(WHAT IS EXPECTED)
Search the material for "Visibility" and show all lines that contain it.

Dataset entries
━━━━━━━━━━━━━━━━━━━━
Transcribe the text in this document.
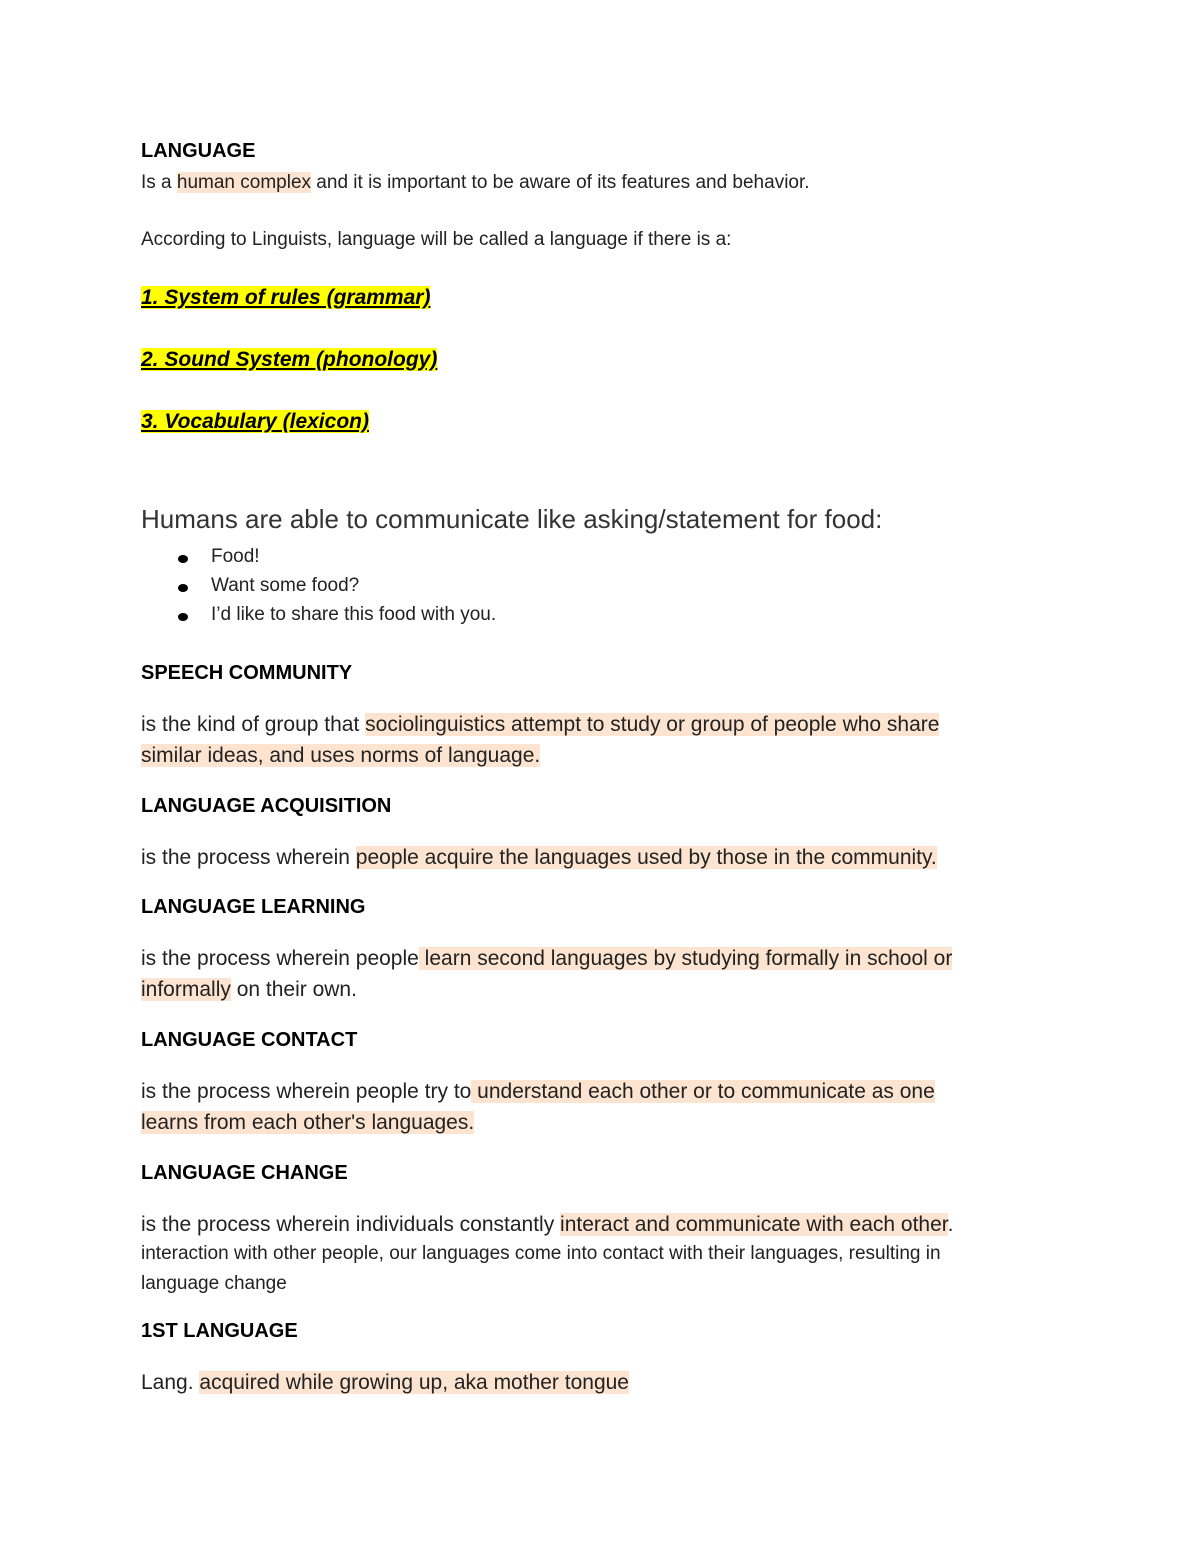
LANGUAGE
Is a human complex and it is important to be aware of its features and behavior.
According to Linguists, language will be called a language if there is a:
1. System of rules (grammar)
2. Sound System (phonology)
3. Vocabulary (lexicon)
Humans are able to communicate like asking/statement for food:
Food!
Want some food?
I’d like to share this food with you.
SPEECH COMMUNITY
is the kind of group that sociolinguistics attempt to study or group of people who share
similar ideas, and uses norms of language.
LANGUAGE ACQUISITION
is the process wherein people acquire the languages used by those in the community.
LANGUAGE LEARNING
is the process wherein people learn second languages by studying formally in school or
informally on their own.
LANGUAGE CONTACT
is the process wherein people try to understand each other or to communicate as one
learns from each other's languages.
LANGUAGE CHANGE
is the process wherein individuals constantly interact and communicate with each other.
interaction with other people, our languages come into contact with their languages, resulting in
language change
1ST LANGUAGE
Lang. acquired while growing up, aka mother tongue
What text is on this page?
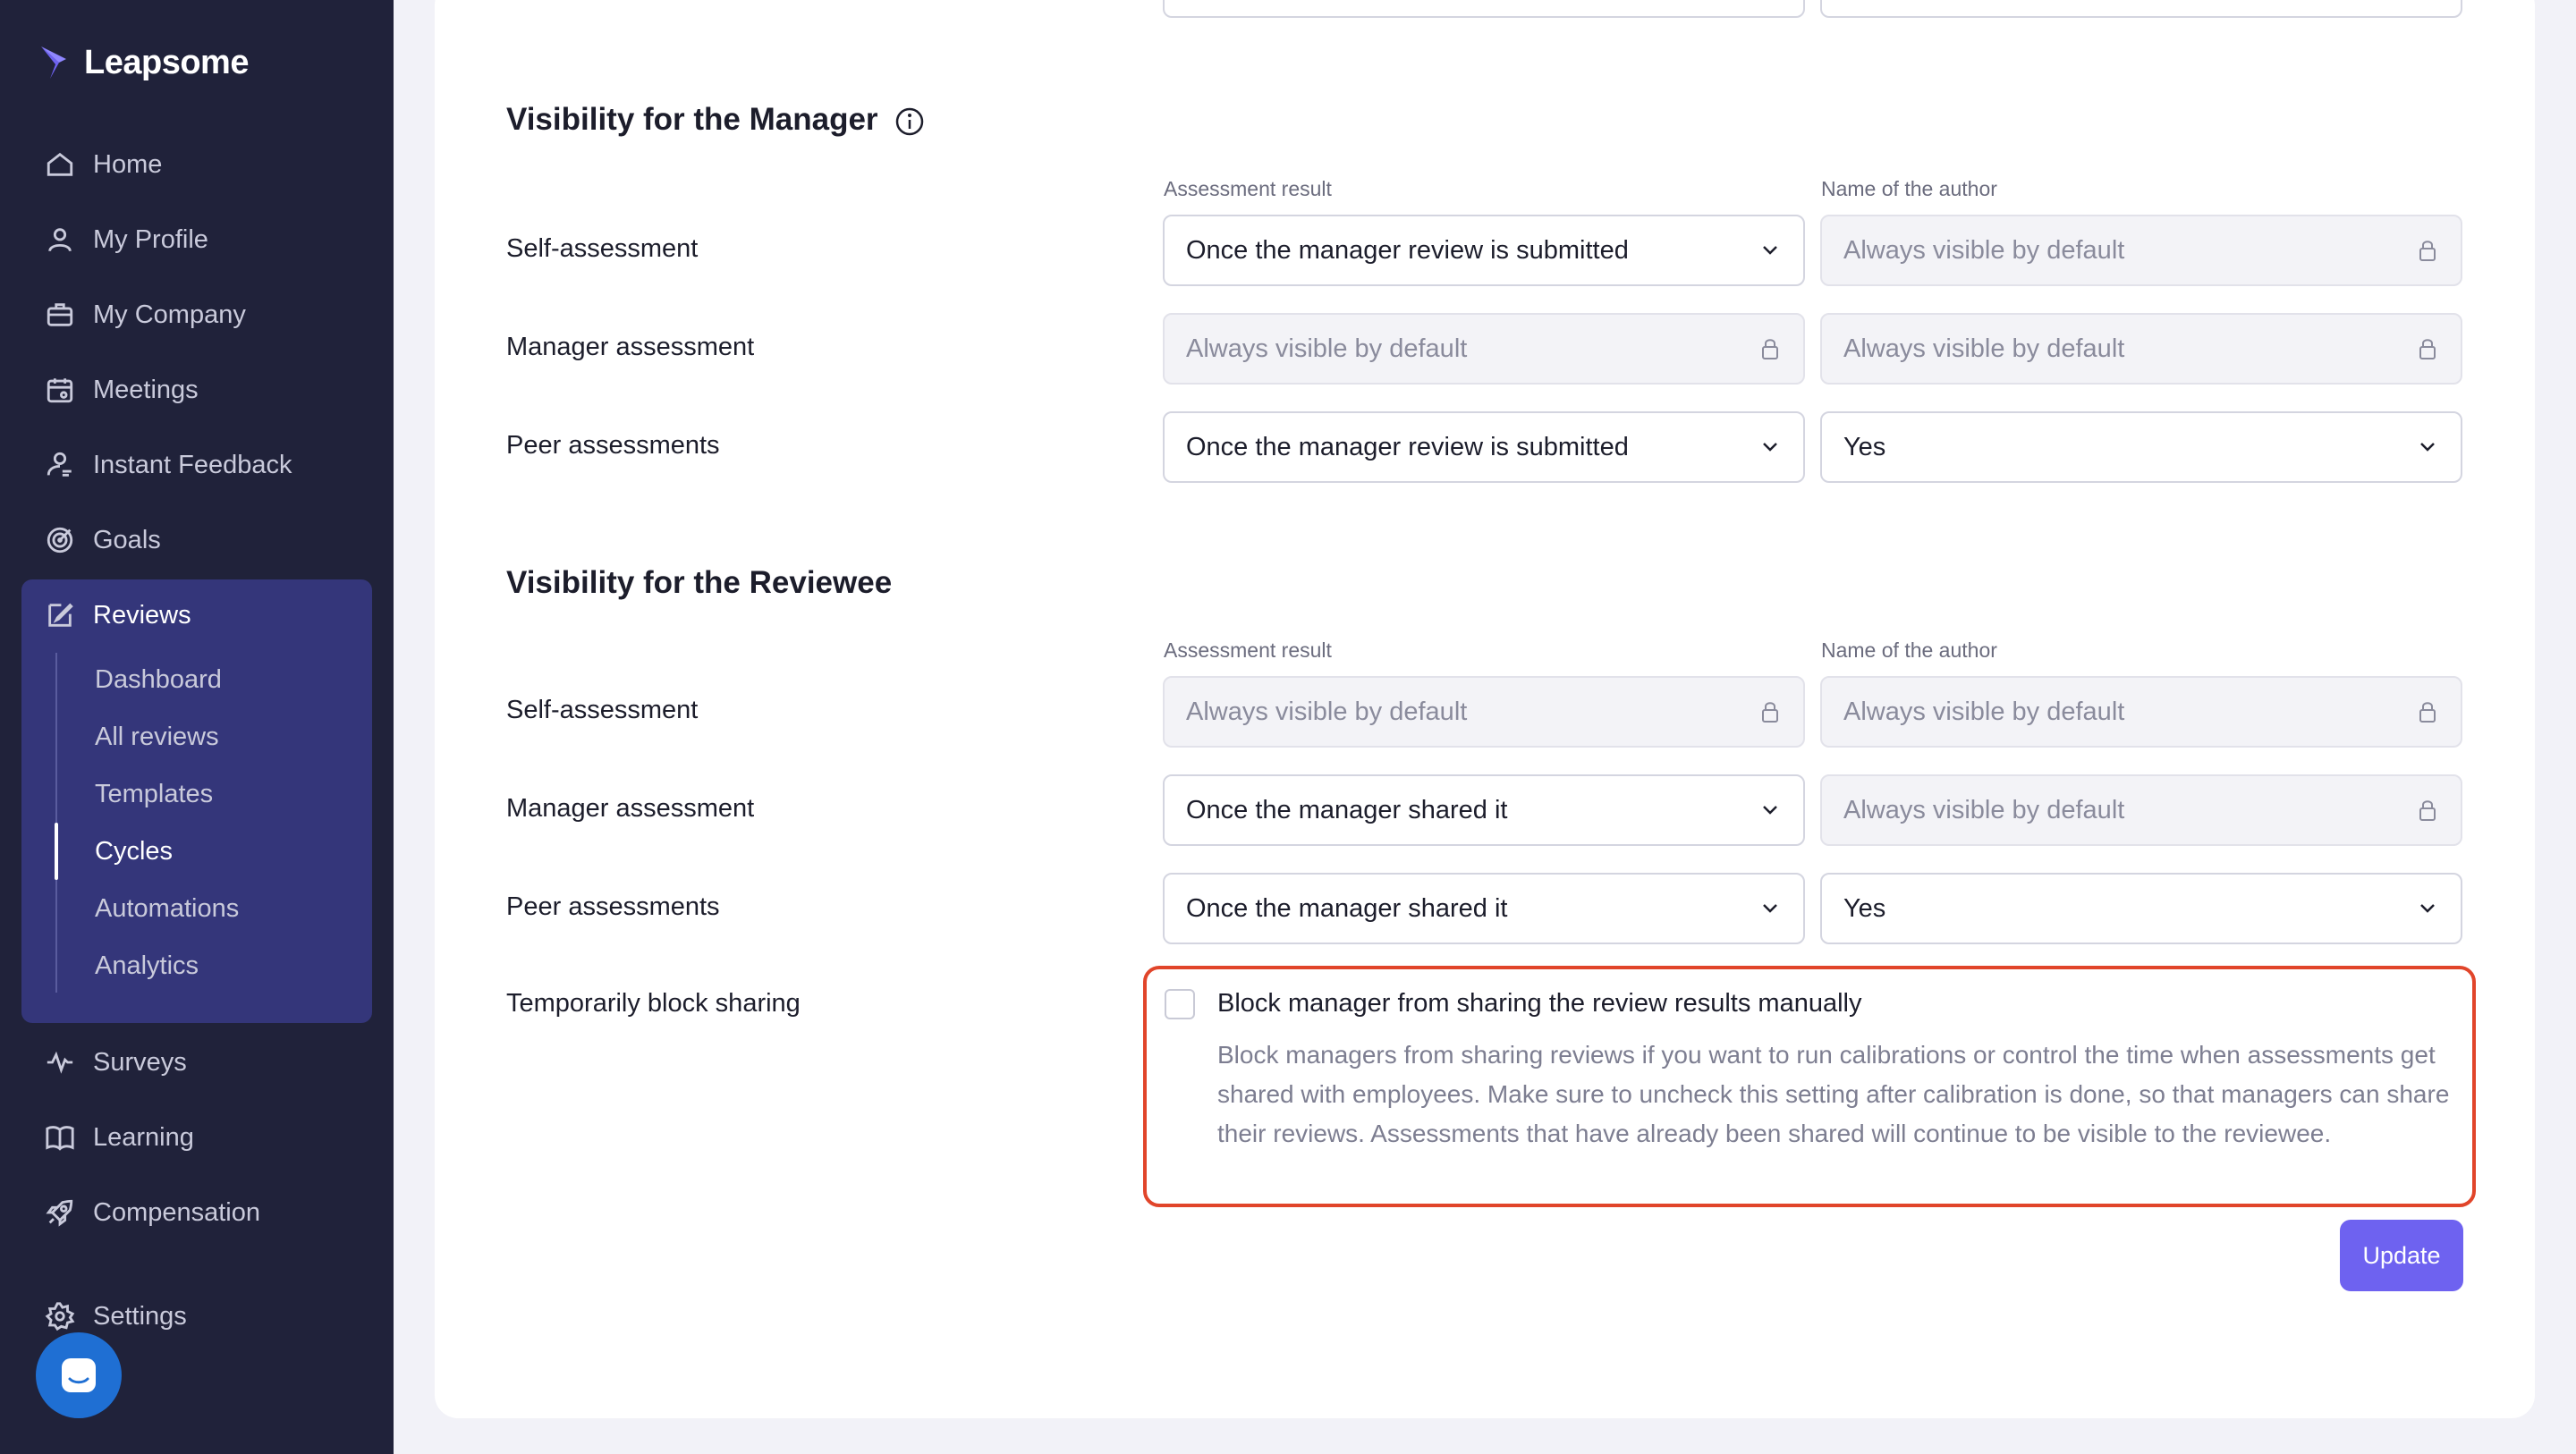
Leapsome
Home
My Profile
My Company
Meetings
Instant Feedback
Goals
Reviews
Dashboard
All reviews
Templates
Cycles
Automations
Analytics
Surveys
Learning
Compensation
Settings
Visibility for the Manager
Assessment result	Name of the author
Self-assessment	Once the manager review is submitted	Always visible by default
Manager assessment	Always visible by default	Always visible by default
Peer assessments	Once the manager review is submitted	Yes
Visibility for the Reviewee
Assessment result	Name of the author
Self-assessment	Always visible by default	Always visible by default
Manager assessment	Once the manager shared it	Always visible by default
Peer assessments	Once the manager shared it	Yes
Temporarily block sharing	Block manager from sharing the review results manually
Block managers from sharing reviews if you want to run calibrations or control the time when assessments get shared with employees. Make sure to uncheck this setting after calibration is done, so that managers can share their reviews. Assessments that have already been shared will continue to be visible to the reviewee.
Update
━━━━━━━━━━━━━━━━━━━━
(ANSWER)
Visibility for the Manager
Visibility for the Reviewee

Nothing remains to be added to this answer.